- Problem statement -
Write out each line that follows exactly as it stands, without the pictures.

- Supplied data -
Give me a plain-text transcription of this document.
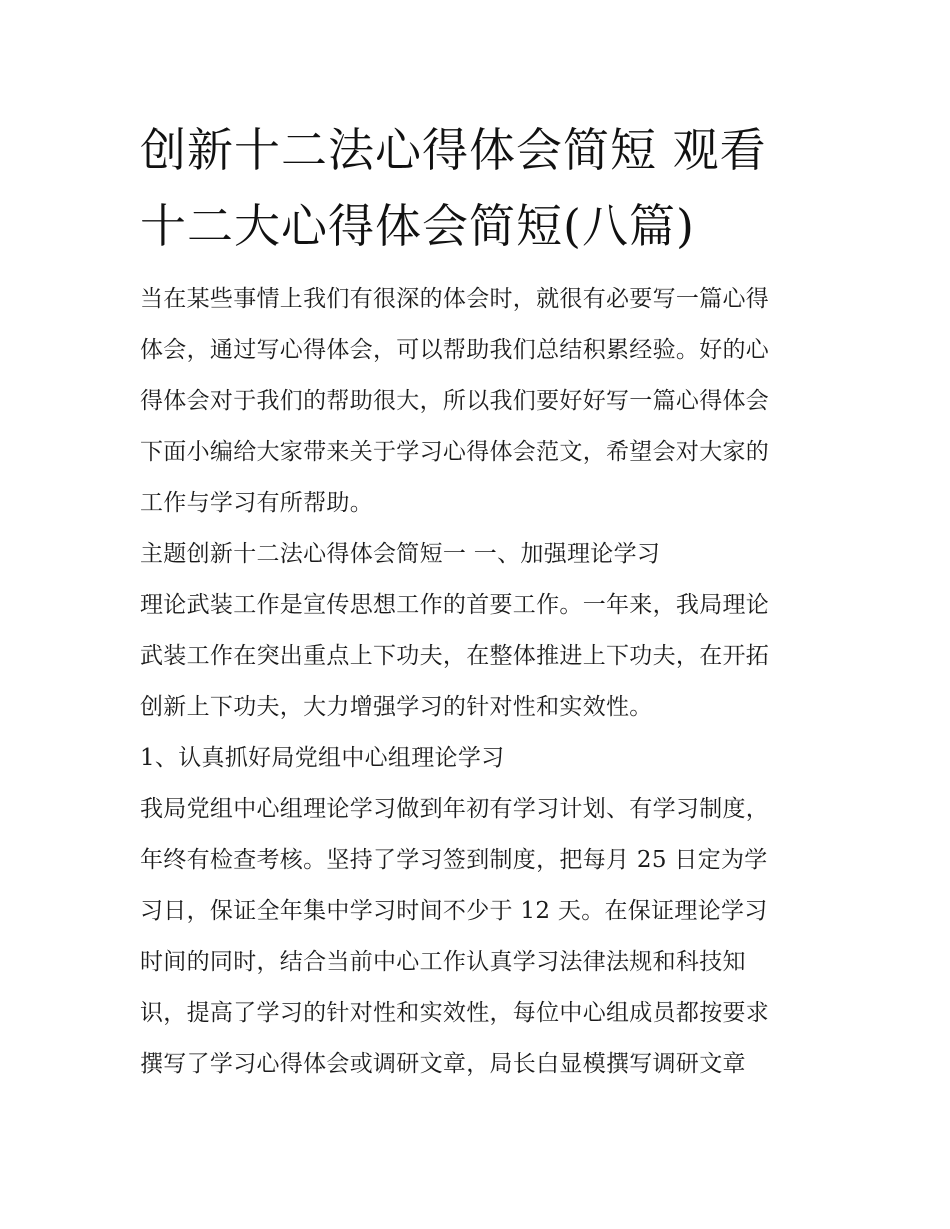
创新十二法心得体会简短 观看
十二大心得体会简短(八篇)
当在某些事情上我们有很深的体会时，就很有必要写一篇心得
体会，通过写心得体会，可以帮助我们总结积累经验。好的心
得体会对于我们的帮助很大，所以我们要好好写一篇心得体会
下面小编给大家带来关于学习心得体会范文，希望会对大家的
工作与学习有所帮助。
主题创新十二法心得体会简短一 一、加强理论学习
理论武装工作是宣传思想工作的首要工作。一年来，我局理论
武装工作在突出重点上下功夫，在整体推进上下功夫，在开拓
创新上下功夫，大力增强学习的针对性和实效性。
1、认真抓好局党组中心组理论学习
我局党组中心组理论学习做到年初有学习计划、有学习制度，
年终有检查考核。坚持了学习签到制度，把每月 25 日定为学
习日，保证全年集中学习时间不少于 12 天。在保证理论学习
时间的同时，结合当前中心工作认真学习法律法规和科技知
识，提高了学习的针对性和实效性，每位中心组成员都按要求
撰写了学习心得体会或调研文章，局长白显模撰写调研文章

- Result below -
Give me a plain-text transcription of this document.
创新十二法心得体会简短 观看
十二大心得体会简短(八篇)
当在某些事情上我们有很深的体会时，就很有必要写一篇心得
体会，通过写心得体会，可以帮助我们总结积累经验。好的心
得体会对于我们的帮助很大，所以我们要好好写一篇心得体会
下面小编给大家带来关于学习心得体会范文，希望会对大家的
工作与学习有所帮助。
主题创新十二法心得体会简短一 一、加强理论学习
理论武装工作是宣传思想工作的首要工作。一年来，我局理论
武装工作在突出重点上下功夫，在整体推进上下功夫，在开拓
创新上下功夫，大力增强学习的针对性和实效性。
1、认真抓好局党组中心组理论学习
我局党组中心组理论学习做到年初有学习计划、有学习制度，
年终有检查考核。坚持了学习签到制度，把每月 25 日定为学
习日，保证全年集中学习时间不少于 12 天。在保证理论学习
时间的同时，结合当前中心工作认真学习法律法规和科技知
识，提高了学习的针对性和实效性，每位中心组成员都按要求
撰写了学习心得体会或调研文章，局长白显模撰写调研文章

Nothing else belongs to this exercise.